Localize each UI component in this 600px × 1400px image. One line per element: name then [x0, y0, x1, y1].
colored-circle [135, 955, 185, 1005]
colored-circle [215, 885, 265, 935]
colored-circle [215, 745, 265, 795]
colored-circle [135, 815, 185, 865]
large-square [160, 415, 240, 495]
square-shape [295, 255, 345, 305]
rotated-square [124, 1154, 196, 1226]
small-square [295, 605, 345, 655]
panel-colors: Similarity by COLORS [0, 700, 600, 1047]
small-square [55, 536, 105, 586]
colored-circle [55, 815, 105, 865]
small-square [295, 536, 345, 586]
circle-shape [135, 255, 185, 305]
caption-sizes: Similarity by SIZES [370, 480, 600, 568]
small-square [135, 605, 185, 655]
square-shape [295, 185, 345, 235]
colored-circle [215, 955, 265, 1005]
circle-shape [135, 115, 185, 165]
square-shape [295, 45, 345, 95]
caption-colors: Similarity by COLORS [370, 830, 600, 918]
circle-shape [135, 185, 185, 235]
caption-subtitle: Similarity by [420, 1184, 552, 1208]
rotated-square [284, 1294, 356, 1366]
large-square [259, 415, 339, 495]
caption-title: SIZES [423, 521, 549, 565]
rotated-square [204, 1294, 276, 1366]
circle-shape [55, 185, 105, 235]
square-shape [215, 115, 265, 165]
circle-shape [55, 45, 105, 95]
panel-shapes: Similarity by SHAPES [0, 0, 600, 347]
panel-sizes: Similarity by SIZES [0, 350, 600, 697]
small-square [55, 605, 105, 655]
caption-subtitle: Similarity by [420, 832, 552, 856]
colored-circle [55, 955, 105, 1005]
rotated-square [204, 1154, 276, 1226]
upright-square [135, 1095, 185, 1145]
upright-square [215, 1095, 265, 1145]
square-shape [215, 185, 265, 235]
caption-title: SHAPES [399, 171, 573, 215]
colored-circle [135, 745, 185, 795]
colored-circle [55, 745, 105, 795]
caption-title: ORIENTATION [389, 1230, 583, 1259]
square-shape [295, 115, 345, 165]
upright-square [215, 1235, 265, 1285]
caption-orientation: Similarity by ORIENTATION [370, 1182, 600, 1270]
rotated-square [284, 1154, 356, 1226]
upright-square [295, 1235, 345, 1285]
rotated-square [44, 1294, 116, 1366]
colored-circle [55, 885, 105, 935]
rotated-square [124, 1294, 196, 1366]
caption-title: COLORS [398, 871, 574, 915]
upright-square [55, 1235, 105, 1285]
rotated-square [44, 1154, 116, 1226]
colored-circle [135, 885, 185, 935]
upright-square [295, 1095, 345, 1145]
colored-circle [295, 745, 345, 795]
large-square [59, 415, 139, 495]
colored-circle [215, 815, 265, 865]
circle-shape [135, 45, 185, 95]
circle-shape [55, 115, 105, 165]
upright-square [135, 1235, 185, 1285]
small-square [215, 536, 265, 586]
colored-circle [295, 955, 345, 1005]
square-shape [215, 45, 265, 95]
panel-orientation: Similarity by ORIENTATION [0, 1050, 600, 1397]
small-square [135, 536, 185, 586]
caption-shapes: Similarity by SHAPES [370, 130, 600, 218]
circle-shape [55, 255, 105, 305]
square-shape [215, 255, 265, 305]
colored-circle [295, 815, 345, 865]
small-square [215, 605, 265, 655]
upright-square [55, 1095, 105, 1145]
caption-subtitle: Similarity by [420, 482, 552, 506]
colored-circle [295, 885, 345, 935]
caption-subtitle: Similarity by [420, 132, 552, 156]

______________________________

_Exercise instructions:_
Retype all the rows above without changing anything.

_Finished answer:_
Localize each UI component in this 600px × 1400px image. One line per element: name then [x0, y0, x1, y1].
colored-circle [135, 955, 185, 1005]
colored-circle [215, 885, 265, 935]
colored-circle [215, 745, 265, 795]
colored-circle [135, 815, 185, 865]
large-square [160, 415, 240, 495]
square-shape [295, 255, 345, 305]
rotated-square [124, 1154, 196, 1226]
small-square [295, 605, 345, 655]
panel-colors: Similarity by COLORS [0, 700, 600, 1047]
small-square [55, 536, 105, 586]
colored-circle [55, 815, 105, 865]
small-square [295, 536, 345, 586]
circle-shape [135, 255, 185, 305]
caption-sizes: Similarity by SIZES [370, 480, 600, 568]
small-square [135, 605, 185, 655]
square-shape [295, 185, 345, 235]
colored-circle [215, 955, 265, 1005]
circle-shape [135, 115, 185, 165]
square-shape [295, 45, 345, 95]
caption-colors: Similarity by COLORS [370, 830, 600, 918]
circle-shape [135, 185, 185, 235]
caption-subtitle: Similarity by [420, 1184, 552, 1208]
rotated-square [284, 1294, 356, 1366]
large-square [259, 415, 339, 495]
caption-title: SIZES [423, 521, 549, 565]
rotated-square [204, 1294, 276, 1366]
circle-shape [55, 185, 105, 235]
square-shape [215, 115, 265, 165]
circle-shape [55, 45, 105, 95]
panel-shapes: Similarity by SHAPES [0, 0, 600, 347]
panel-sizes: Similarity by SIZES [0, 350, 600, 697]
small-square [55, 605, 105, 655]
caption-subtitle: Similarity by [420, 832, 552, 856]
colored-circle [55, 955, 105, 1005]
rotated-square [204, 1154, 276, 1226]
upright-square [135, 1095, 185, 1145]
upright-square [215, 1095, 265, 1145]
square-shape [215, 185, 265, 235]
caption-title: SHAPES [399, 171, 573, 215]
colored-circle [135, 745, 185, 795]
colored-circle [55, 745, 105, 795]
caption-title: ORIENTATION [389, 1230, 583, 1259]
square-shape [295, 115, 345, 165]
upright-square [215, 1235, 265, 1285]
caption-orientation: Similarity by ORIENTATION [370, 1182, 600, 1270]
rotated-square [284, 1154, 356, 1226]
upright-square [295, 1235, 345, 1285]
rotated-square [44, 1294, 116, 1366]
colored-circle [55, 885, 105, 935]
rotated-square [124, 1294, 196, 1366]
caption-title: COLORS [398, 871, 574, 915]
upright-square [55, 1235, 105, 1285]
rotated-square [44, 1154, 116, 1226]
colored-circle [135, 885, 185, 935]
upright-square [295, 1095, 345, 1145]
colored-circle [295, 745, 345, 795]
large-square [59, 415, 139, 495]
colored-circle [215, 815, 265, 865]
circle-shape [135, 45, 185, 95]
circle-shape [55, 115, 105, 165]
upright-square [135, 1235, 185, 1285]
small-square [215, 536, 265, 586]
colored-circle [295, 955, 345, 1005]
square-shape [215, 45, 265, 95]
panel-orientation: Similarity by ORIENTATION [0, 1050, 600, 1397]
small-square [135, 536, 185, 586]
caption-shapes: Similarity by SHAPES [370, 130, 600, 218]
circle-shape [55, 255, 105, 305]
square-shape [215, 255, 265, 305]
colored-circle [295, 815, 345, 865]
small-square [215, 605, 265, 655]
upright-square [55, 1095, 105, 1145]
caption-subtitle: Similarity by [420, 482, 552, 506]
colored-circle [295, 885, 345, 935]
caption-subtitle: Similarity by [420, 132, 552, 156]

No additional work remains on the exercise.